▶ [Required work] Pull out every line containing the string "Group".

▶ [Records for this exercise]
↓

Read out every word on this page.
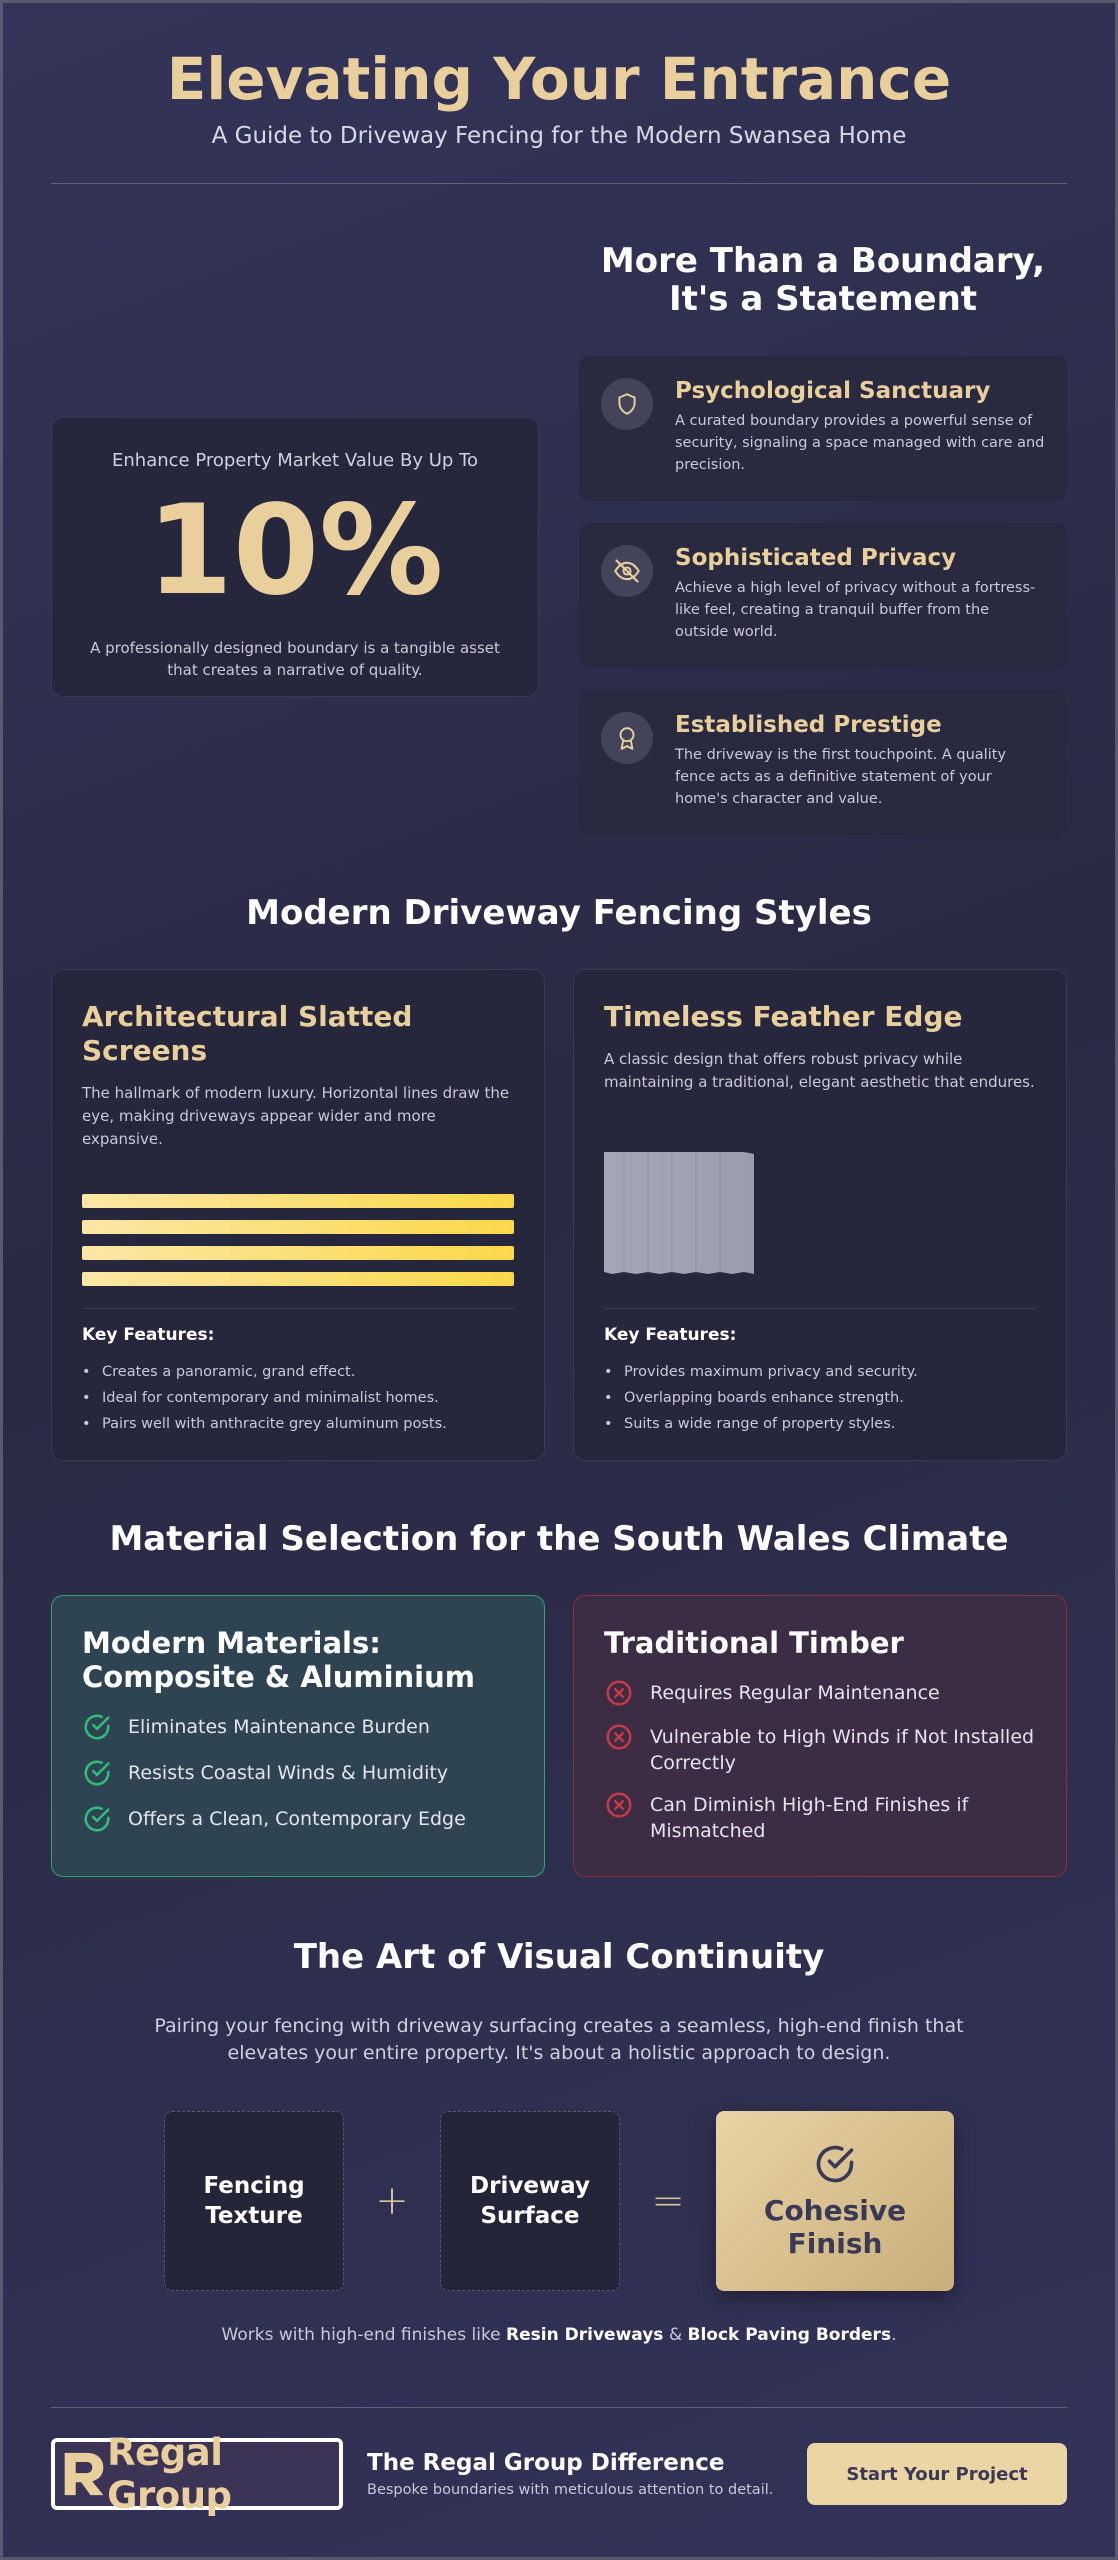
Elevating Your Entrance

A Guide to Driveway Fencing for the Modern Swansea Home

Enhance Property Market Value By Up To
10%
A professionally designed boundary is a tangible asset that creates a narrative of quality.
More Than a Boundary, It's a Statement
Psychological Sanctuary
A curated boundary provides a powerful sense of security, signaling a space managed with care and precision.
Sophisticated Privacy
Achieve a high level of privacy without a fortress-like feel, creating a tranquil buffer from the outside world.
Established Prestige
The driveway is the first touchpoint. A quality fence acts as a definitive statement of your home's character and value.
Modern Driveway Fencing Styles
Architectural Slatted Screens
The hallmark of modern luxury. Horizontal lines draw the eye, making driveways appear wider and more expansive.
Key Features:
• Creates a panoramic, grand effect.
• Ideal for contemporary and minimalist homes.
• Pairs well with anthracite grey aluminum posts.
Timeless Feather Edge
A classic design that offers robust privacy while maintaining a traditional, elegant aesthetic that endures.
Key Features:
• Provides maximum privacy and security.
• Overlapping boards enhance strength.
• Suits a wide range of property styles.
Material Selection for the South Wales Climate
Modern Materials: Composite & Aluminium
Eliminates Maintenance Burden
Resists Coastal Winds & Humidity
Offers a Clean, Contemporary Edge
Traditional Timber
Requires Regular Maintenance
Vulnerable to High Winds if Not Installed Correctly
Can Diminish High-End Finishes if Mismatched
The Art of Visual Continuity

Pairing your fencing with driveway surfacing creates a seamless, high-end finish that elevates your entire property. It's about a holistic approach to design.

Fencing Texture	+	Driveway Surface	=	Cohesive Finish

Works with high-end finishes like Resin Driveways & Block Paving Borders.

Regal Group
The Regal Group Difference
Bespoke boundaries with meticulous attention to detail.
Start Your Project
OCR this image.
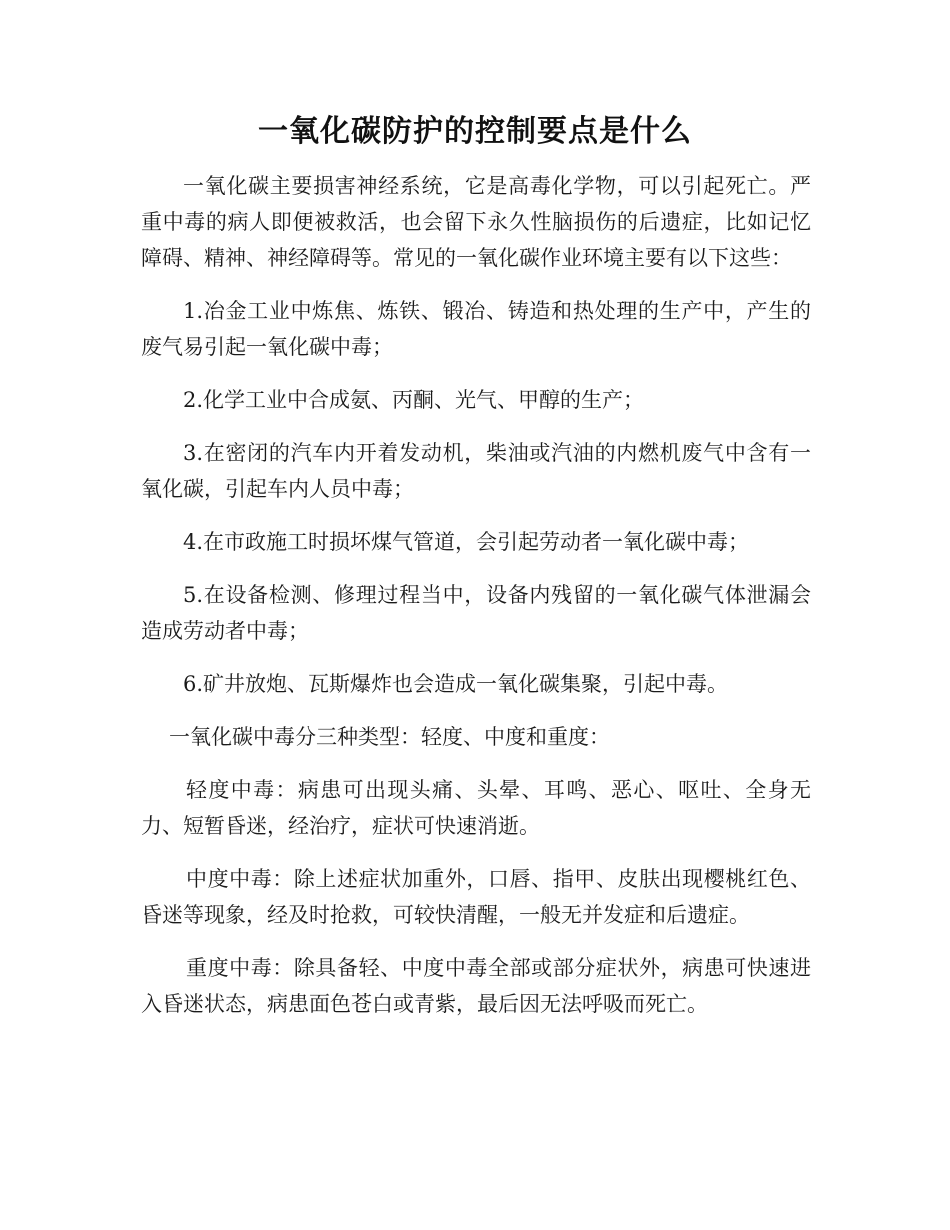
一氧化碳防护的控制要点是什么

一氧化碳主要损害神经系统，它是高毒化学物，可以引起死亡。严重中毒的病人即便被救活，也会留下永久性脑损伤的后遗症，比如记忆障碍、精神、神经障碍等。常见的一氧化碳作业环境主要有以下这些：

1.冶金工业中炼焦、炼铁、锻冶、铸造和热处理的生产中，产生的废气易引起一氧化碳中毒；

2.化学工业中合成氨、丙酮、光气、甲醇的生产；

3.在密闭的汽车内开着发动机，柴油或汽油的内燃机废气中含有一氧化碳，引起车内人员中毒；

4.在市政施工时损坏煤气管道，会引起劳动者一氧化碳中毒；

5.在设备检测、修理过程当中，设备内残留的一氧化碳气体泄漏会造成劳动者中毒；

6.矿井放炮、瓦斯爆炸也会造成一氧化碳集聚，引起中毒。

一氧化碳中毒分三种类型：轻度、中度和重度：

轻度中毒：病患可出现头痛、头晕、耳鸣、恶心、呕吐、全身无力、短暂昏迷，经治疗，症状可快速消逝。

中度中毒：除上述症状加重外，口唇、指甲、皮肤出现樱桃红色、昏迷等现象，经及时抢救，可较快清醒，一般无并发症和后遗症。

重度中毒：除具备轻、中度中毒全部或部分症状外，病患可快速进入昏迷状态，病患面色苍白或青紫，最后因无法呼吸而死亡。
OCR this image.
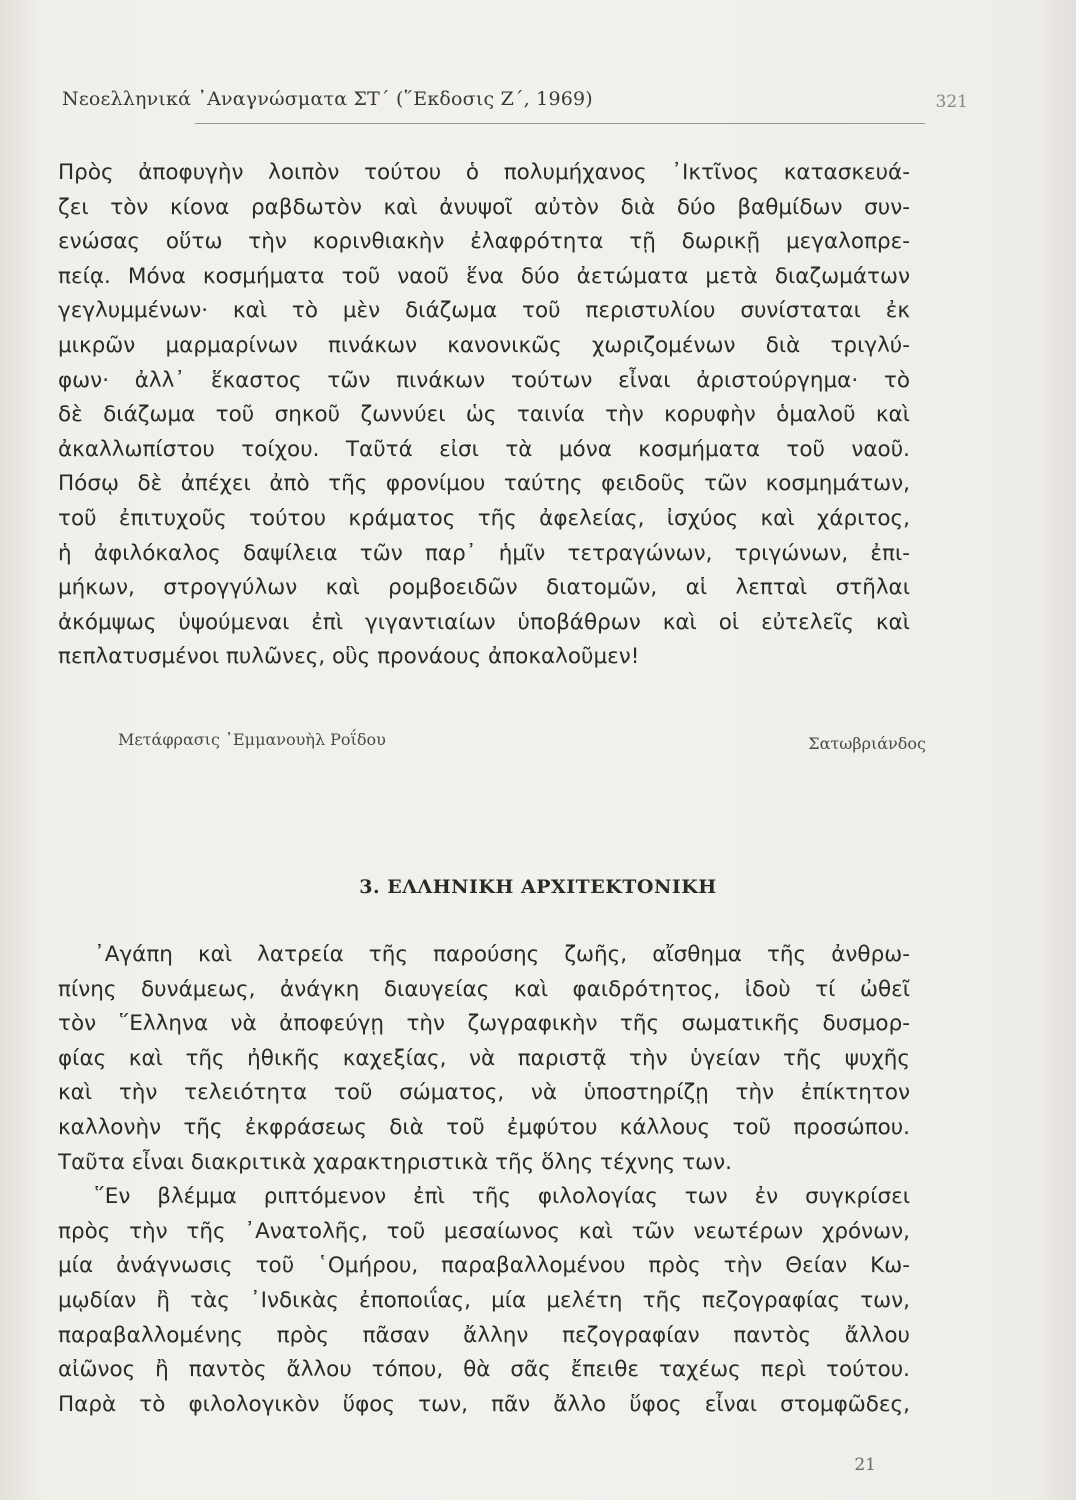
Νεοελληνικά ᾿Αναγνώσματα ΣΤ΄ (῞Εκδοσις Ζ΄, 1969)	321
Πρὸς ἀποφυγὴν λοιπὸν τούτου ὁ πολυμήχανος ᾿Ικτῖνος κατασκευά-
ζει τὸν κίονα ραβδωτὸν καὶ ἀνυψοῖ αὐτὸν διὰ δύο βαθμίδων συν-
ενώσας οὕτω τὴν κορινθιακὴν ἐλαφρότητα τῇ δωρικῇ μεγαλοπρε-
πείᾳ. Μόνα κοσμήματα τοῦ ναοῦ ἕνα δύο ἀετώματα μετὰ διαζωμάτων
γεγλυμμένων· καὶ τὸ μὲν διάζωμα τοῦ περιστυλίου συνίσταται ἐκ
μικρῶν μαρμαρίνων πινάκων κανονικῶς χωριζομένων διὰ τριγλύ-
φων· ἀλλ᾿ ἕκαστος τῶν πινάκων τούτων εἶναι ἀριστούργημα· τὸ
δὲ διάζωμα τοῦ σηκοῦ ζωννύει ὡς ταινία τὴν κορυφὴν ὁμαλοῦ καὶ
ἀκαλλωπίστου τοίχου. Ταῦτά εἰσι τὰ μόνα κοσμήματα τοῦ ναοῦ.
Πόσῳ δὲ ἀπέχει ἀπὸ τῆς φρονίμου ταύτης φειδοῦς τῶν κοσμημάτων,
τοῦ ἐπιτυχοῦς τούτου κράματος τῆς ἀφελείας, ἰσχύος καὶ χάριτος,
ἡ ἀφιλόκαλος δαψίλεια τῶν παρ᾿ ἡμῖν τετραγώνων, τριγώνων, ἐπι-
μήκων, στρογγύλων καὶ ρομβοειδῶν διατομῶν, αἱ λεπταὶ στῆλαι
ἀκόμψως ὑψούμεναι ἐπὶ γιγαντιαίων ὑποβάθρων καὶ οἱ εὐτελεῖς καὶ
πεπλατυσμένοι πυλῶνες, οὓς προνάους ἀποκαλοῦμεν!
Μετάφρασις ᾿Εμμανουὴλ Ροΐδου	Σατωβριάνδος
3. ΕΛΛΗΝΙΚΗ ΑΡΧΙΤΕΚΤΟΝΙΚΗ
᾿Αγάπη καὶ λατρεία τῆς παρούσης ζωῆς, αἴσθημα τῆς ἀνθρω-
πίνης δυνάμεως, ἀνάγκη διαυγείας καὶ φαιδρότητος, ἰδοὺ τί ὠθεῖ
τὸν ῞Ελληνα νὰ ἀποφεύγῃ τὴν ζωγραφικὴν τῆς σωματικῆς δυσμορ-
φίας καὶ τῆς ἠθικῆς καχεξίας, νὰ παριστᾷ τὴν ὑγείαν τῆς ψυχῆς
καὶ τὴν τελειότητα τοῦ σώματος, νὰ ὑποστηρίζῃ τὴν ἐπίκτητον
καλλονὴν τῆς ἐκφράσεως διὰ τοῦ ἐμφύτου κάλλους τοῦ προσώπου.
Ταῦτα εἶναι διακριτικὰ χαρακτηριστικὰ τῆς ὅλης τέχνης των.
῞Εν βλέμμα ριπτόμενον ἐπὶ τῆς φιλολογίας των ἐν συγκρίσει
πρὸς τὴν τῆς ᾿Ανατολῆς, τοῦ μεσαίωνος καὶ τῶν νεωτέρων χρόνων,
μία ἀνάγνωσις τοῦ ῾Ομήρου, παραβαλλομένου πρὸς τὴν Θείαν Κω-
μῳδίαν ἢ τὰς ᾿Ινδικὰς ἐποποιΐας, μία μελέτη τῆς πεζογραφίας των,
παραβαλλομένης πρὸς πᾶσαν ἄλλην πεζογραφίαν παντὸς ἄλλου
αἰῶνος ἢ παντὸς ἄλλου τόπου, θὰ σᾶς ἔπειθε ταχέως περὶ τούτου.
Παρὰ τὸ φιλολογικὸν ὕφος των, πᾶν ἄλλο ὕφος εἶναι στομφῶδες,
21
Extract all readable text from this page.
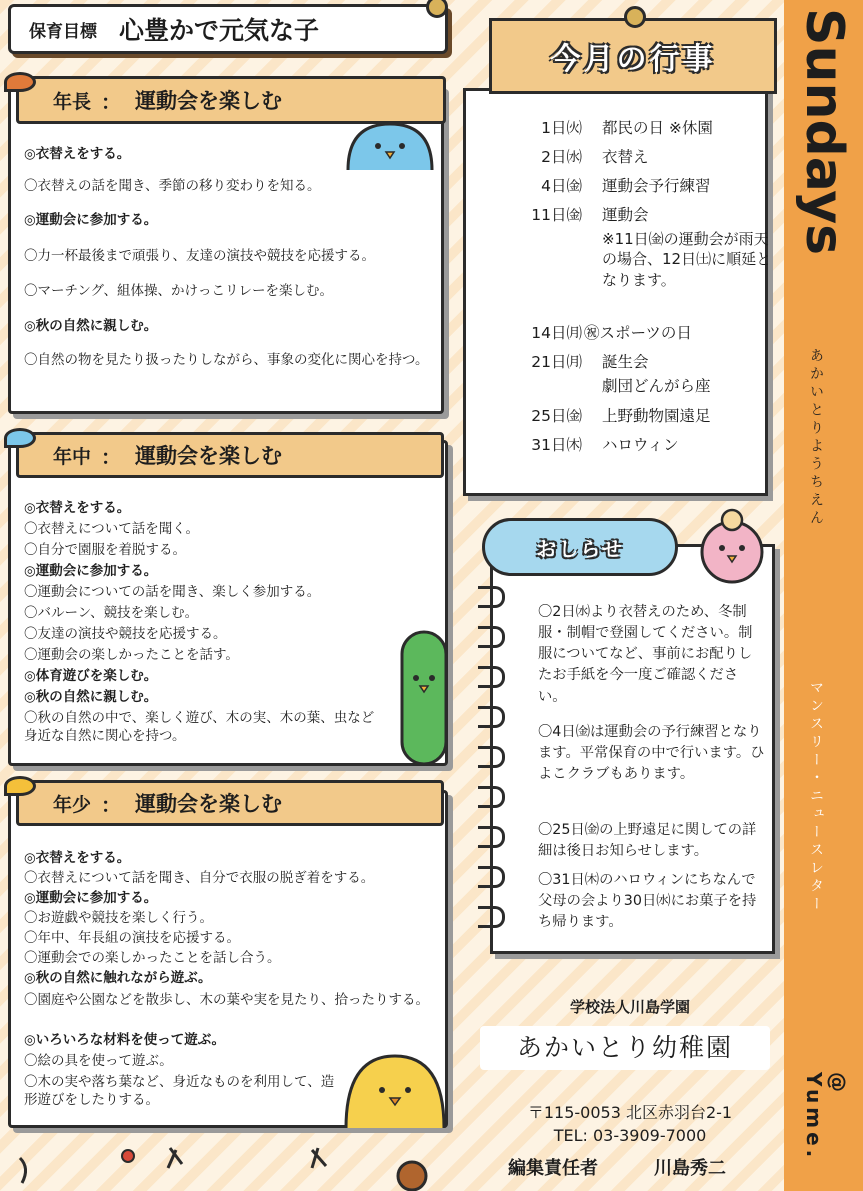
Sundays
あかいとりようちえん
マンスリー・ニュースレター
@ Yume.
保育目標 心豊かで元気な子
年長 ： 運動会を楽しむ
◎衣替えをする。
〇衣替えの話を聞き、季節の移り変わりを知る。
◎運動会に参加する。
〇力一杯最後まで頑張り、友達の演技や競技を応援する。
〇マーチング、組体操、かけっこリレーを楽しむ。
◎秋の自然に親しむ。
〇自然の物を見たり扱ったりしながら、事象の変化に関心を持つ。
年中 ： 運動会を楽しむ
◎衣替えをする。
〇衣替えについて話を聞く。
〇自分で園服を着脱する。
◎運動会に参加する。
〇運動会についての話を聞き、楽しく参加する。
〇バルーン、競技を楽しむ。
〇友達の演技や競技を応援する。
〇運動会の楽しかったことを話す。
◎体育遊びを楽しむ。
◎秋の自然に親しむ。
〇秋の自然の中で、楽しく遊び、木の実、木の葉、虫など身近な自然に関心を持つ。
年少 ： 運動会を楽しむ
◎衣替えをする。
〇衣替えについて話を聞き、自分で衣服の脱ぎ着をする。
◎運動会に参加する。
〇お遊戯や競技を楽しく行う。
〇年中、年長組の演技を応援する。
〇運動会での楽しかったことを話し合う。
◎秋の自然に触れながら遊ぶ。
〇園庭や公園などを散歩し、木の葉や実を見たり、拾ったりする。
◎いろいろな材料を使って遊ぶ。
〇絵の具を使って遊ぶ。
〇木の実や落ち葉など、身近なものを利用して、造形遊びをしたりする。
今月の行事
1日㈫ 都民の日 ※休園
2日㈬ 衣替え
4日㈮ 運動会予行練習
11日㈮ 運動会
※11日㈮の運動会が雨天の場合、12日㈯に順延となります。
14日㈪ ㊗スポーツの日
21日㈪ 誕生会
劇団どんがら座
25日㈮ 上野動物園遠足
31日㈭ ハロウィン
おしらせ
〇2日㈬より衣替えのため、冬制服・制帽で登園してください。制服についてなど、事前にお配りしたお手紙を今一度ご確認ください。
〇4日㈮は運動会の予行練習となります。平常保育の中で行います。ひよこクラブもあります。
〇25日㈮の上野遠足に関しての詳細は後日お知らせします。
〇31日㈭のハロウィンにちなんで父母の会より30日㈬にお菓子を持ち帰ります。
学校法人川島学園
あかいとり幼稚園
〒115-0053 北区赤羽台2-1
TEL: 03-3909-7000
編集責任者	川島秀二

↑

▶ [Exercise answer]
Regal Group
The Regal Group Difference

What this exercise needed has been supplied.